>>

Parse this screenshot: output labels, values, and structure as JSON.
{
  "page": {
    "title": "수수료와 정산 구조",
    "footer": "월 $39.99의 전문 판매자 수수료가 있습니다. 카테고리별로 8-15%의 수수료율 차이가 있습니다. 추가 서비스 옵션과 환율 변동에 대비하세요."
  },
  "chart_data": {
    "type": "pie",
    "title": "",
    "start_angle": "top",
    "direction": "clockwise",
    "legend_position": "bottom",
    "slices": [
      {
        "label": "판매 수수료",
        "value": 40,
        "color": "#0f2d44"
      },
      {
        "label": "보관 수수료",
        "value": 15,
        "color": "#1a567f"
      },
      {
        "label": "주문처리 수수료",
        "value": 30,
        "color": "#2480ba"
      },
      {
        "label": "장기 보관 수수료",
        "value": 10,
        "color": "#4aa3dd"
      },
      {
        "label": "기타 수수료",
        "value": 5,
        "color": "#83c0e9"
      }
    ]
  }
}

<<

= Request =
Each record should come back exactly as written.

= Problem solution =
Parse this screenshot: output labels, values, and structure as JSON.
{
  "page": {
    "title": "수수료와 정산 구조",
    "footer": "월 $39.99의 전문 판매자 수수료가 있습니다. 카테고리별로 8-15%의 수수료율 차이가 있습니다. 추가 서비스 옵션과 환율 변동에 대비하세요."
  },
  "chart_data": {
    "type": "pie",
    "title": "",
    "start_angle": "top",
    "direction": "clockwise",
    "legend_position": "bottom",
    "slices": [
      {
        "label": "판매 수수료",
        "value": 40,
        "color": "#0f2d44"
      },
      {
        "label": "보관 수수료",
        "value": 15,
        "color": "#1a567f"
      },
      {
        "label": "주문처리 수수료",
        "value": 30,
        "color": "#2480ba"
      },
      {
        "label": "장기 보관 수수료",
        "value": 10,
        "color": "#4aa3dd"
      },
      {
        "label": "기타 수수료",
        "value": 5,
        "color": "#83c0e9"
      }
    ]
  }
}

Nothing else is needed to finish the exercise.